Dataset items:
──────────────────────────────
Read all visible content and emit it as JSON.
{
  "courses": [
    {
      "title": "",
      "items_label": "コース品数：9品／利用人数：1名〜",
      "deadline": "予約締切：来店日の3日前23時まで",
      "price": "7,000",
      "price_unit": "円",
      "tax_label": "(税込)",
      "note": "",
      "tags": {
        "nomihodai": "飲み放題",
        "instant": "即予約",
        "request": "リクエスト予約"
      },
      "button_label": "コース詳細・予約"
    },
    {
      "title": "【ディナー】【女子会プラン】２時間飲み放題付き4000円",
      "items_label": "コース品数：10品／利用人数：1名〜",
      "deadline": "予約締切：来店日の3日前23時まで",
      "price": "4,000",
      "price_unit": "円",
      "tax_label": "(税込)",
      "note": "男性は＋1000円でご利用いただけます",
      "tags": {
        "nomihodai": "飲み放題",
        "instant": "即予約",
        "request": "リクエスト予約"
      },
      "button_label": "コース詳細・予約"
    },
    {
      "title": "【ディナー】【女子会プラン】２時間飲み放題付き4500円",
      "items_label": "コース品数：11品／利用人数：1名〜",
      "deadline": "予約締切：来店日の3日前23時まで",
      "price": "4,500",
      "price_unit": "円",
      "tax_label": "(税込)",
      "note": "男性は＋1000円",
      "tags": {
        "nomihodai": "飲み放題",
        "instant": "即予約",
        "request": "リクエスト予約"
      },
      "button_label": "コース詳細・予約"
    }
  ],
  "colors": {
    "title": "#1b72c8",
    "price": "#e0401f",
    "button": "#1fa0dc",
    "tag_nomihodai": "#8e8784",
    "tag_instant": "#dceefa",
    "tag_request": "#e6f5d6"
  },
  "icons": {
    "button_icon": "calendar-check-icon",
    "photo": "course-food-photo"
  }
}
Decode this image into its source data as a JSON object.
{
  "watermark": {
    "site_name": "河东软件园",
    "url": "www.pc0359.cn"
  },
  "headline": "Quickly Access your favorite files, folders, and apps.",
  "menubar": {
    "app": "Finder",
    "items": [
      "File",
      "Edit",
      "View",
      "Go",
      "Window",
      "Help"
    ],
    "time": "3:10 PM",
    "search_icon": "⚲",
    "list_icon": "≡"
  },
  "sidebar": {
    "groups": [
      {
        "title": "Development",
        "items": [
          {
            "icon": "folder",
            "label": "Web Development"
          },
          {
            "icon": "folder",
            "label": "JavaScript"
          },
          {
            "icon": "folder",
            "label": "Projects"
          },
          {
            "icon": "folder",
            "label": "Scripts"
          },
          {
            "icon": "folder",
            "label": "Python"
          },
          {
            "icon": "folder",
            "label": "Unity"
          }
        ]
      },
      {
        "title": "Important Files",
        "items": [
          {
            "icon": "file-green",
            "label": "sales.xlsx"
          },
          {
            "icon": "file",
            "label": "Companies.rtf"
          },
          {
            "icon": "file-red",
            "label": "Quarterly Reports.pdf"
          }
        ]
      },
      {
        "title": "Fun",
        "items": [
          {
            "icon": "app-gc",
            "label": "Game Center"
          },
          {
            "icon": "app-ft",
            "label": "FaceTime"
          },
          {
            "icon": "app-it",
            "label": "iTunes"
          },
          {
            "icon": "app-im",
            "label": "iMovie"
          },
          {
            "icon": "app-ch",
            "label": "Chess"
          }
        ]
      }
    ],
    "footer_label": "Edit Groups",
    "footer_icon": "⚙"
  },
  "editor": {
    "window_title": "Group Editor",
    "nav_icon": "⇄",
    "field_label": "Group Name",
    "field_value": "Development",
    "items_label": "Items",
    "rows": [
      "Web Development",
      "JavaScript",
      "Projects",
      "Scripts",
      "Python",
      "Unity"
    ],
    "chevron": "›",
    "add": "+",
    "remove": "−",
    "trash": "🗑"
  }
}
──────────────────────────────
Task description:
Give back the whole listing, word for word.

Answer to the problem:
Read all visible content and emit it as JSON.
{
  "courses": [
    {
      "title": "",
      "items_label": "コース品数：9品／利用人数：1名〜",
      "deadline": "予約締切：来店日の3日前23時まで",
      "price": "7,000",
      "price_unit": "円",
      "tax_label": "(税込)",
      "note": "",
      "tags": {
        "nomihodai": "飲み放題",
        "instant": "即予約",
        "request": "リクエスト予約"
      },
      "button_label": "コース詳細・予約"
    },
    {
      "title": "【ディナー】【女子会プラン】２時間飲み放題付き4000円",
      "items_label": "コース品数：10品／利用人数：1名〜",
      "deadline": "予約締切：来店日の3日前23時まで",
      "price": "4,000",
      "price_unit": "円",
      "tax_label": "(税込)",
      "note": "男性は＋1000円でご利用いただけます",
      "tags": {
        "nomihodai": "飲み放題",
        "instant": "即予約",
        "request": "リクエスト予約"
      },
      "button_label": "コース詳細・予約"
    },
    {
      "title": "【ディナー】【女子会プラン】２時間飲み放題付き4500円",
      "items_label": "コース品数：11品／利用人数：1名〜",
      "deadline": "予約締切：来店日の3日前23時まで",
      "price": "4,500",
      "price_unit": "円",
      "tax_label": "(税込)",
      "note": "男性は＋1000円",
      "tags": {
        "nomihodai": "飲み放題",
        "instant": "即予約",
        "request": "リクエスト予約"
      },
      "button_label": "コース詳細・予約"
    }
  ],
  "colors": {
    "title": "#1b72c8",
    "price": "#e0401f",
    "button": "#1fa0dc",
    "tag_nomihodai": "#8e8784",
    "tag_instant": "#dceefa",
    "tag_request": "#e6f5d6"
  },
  "icons": {
    "button_icon": "calendar-check-icon",
    "photo": "course-food-photo"
  }
}
Decode this image into its source data as a JSON object.
{
  "watermark": {
    "site_name": "河东软件园",
    "url": "www.pc0359.cn"
  },
  "headline": "Quickly Access your favorite files, folders, and apps.",
  "menubar": {
    "app": "Finder",
    "items": [
      "File",
      "Edit",
      "View",
      "Go",
      "Window",
      "Help"
    ],
    "time": "3:10 PM",
    "search_icon": "⚲",
    "list_icon": "≡"
  },
  "sidebar": {
    "groups": [
      {
        "title": "Development",
        "items": [
          {
            "icon": "folder",
            "label": "Web Development"
          },
          {
            "icon": "folder",
            "label": "JavaScript"
          },
          {
            "icon": "folder",
            "label": "Projects"
          },
          {
            "icon": "folder",
            "label": "Scripts"
          },
          {
            "icon": "folder",
            "label": "Python"
          },
          {
            "icon": "folder",
            "label": "Unity"
          }
        ]
      },
      {
        "title": "Important Files",
        "items": [
          {
            "icon": "file-green",
            "label": "sales.xlsx"
          },
          {
            "icon": "file",
            "label": "Companies.rtf"
          },
          {
            "icon": "file-red",
            "label": "Quarterly Reports.pdf"
          }
        ]
      },
      {
        "title": "Fun",
        "items": [
          {
            "icon": "app-gc",
            "label": "Game Center"
          },
          {
            "icon": "app-ft",
            "label": "FaceTime"
          },
          {
            "icon": "app-it",
            "label": "iTunes"
          },
          {
            "icon": "app-im",
            "label": "iMovie"
          },
          {
            "icon": "app-ch",
            "label": "Chess"
          }
        ]
      }
    ],
    "footer_label": "Edit Groups",
    "footer_icon": "⚙"
  },
  "editor": {
    "window_title": "Group Editor",
    "nav_icon": "⇄",
    "field_label": "Group Name",
    "field_value": "Development",
    "items_label": "Items",
    "rows": [
      "Web Development",
      "JavaScript",
      "Projects",
      "Scripts",
      "Python",
      "Unity"
    ],
    "chevron": "›",
    "add": "+",
    "remove": "−",
    "trash": "🗑"
  }
}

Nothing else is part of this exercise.